What the task requires => Copy each line that has the string "color" somewhere in it.

Items from a figure collection
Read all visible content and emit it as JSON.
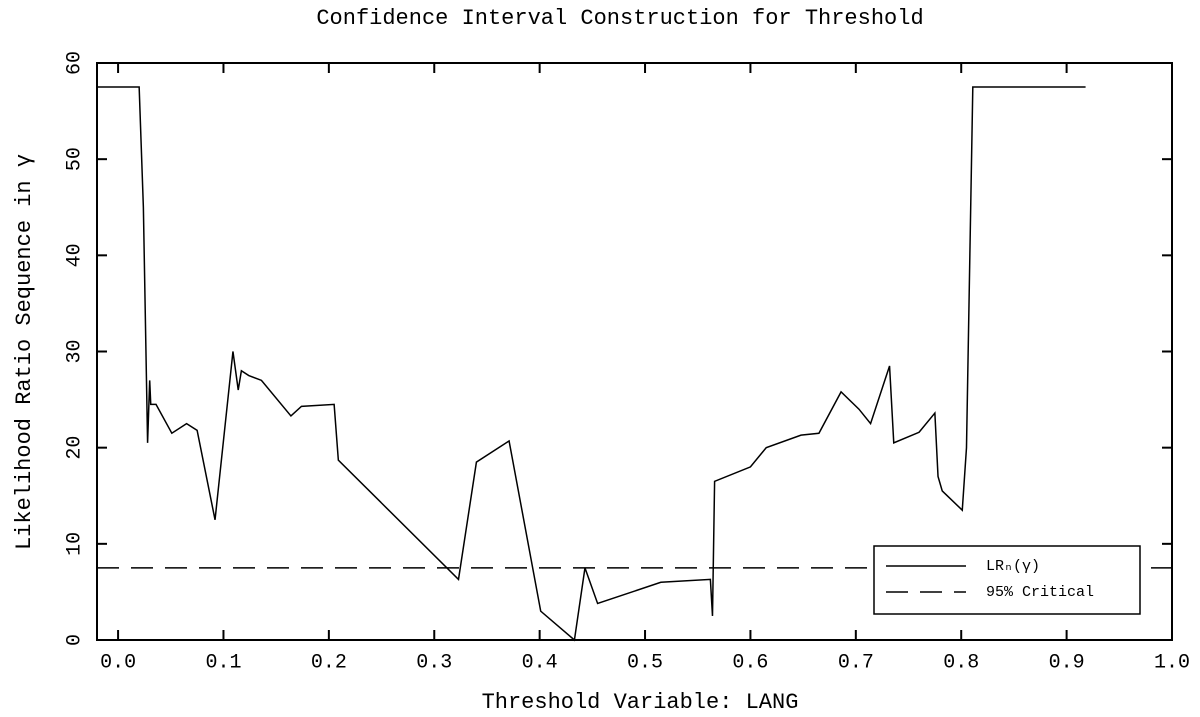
{
  "chart_data": {
    "type": "line",
    "title": "Confidence Interval Construction for Threshold",
    "xlabel": "Threshold Variable: LANG",
    "ylabel": "Likelihood Ratio Sequence in γ",
    "xlim": [
      -0.02,
      1.0
    ],
    "ylim": [
      0,
      60
    ],
    "xticks": [
      {
        "value": 0,
        "label": "0.0"
      },
      0.1,
      0.2,
      0.3,
      0.4,
      0.5,
      0.6,
      0.7,
      0.8,
      0.9,
      {
        "value": 1,
        "label": "1.0"
      }
    ],
    "yticks": [
      0,
      10,
      20,
      30,
      40,
      50,
      60
    ],
    "legend": "lower right",
    "series": [
      {
        "name": "LRₙ(γ)",
        "color": "#000000",
        "style": "solid",
        "x": [
          -0.02,
          0.02,
          0.024,
          0.028,
          0.03,
          0.031,
          0.036,
          0.051,
          0.065,
          0.075,
          0.092,
          0.109,
          0.114,
          0.117,
          0.124,
          0.136,
          0.164,
          0.174,
          0.205,
          0.209,
          0.323,
          0.34,
          0.371,
          0.401,
          0.433,
          0.443,
          0.455,
          0.515,
          0.562,
          0.564,
          0.566,
          0.6,
          0.615,
          0.648,
          0.665,
          0.686,
          0.703,
          0.714,
          0.732,
          0.736,
          0.76,
          0.775,
          0.778,
          0.782,
          0.801,
          0.805,
          0.811,
          0.918
        ],
        "values": [
          57.5,
          57.5,
          45,
          20.5,
          27,
          24.5,
          24.5,
          21.5,
          22.5,
          21.8,
          12.5,
          30,
          26,
          28,
          27.5,
          27,
          23.3,
          24.3,
          24.5,
          18.7,
          6.3,
          18.5,
          20.7,
          3,
          0,
          7.5,
          3.8,
          6,
          6.3,
          2.5,
          16.5,
          18,
          20,
          21.3,
          21.5,
          25.8,
          24,
          22.5,
          28.5,
          20.5,
          21.6,
          23.6,
          17,
          15.5,
          13.5,
          20,
          57.5,
          57.5
        ]
      },
      {
        "name": "95% Critical",
        "color": "#000000",
        "style": "dashed",
        "x": [
          -0.02,
          1.0
        ],
        "values": [
          7.5,
          7.5
        ]
      }
    ]
  }
}
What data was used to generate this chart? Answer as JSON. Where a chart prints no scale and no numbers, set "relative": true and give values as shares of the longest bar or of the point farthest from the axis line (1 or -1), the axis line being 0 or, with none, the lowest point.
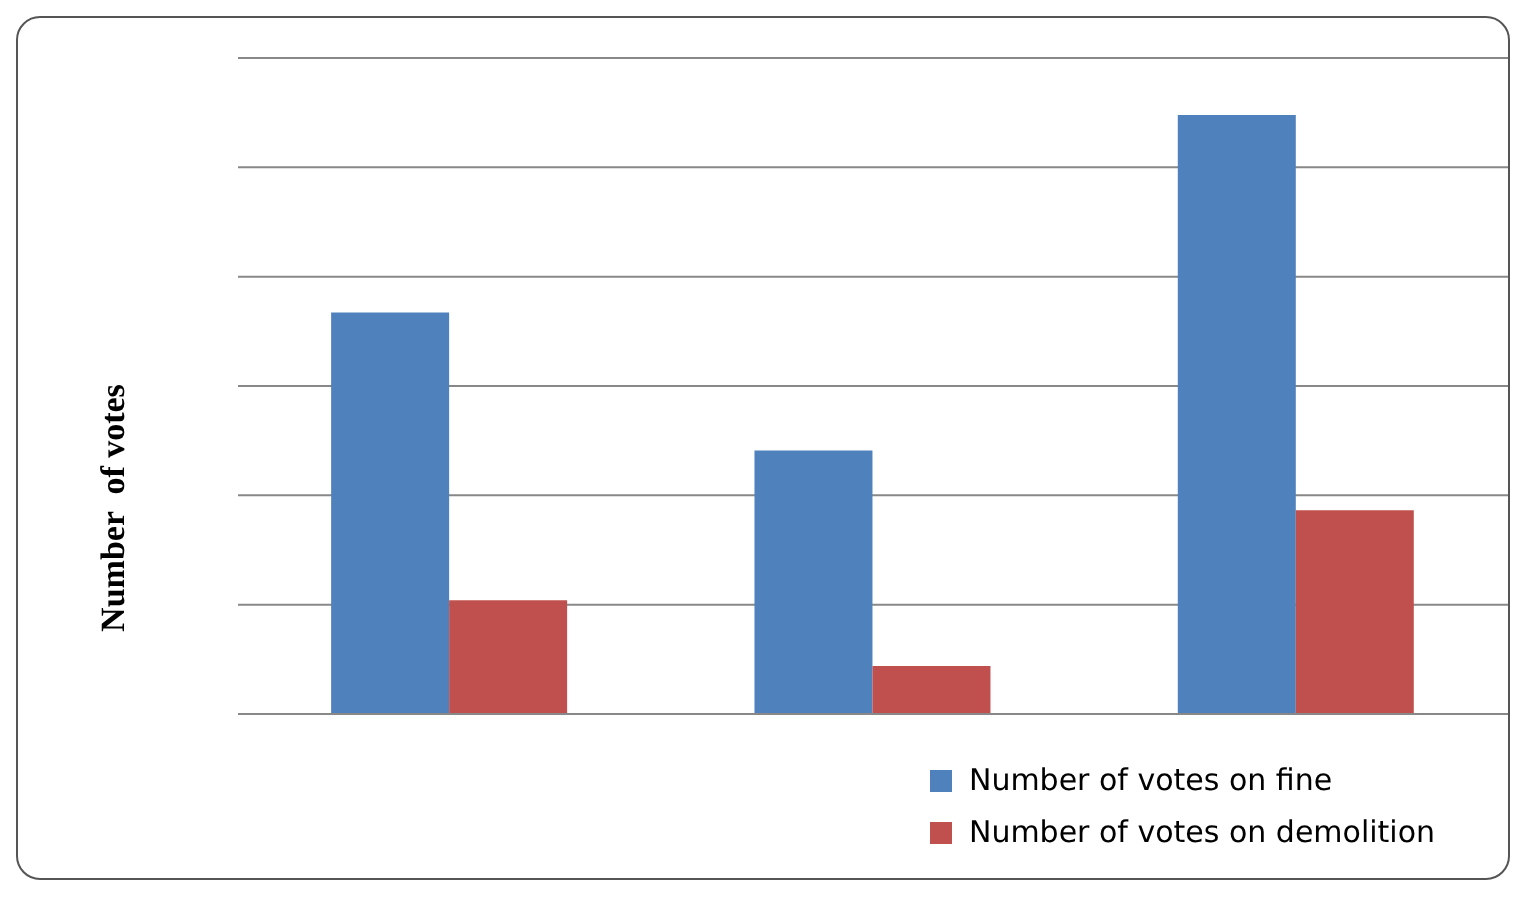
{
  "chart_data": {
    "type": "bar",
    "relative": true,
    "ylabel": "Number  of votes",
    "categories": [
      null,
      null,
      null
    ],
    "series": [
      {
        "name": "Number of votes on fine",
        "color": "#4f81bd",
        "values": [
          0.67,
          0.44,
          1
        ]
      },
      {
        "name": "Number of votes on demolition",
        "color": "#c0504d",
        "values": [
          0.19,
          0.08,
          0.34
        ]
      }
    ],
    "grid": "y",
    "legend": "bottom"
  }
}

Task result =>
        "color": "#000000",
        "color": "#000000",
        "color": "#4f81bd",
        "color": "#c0504d",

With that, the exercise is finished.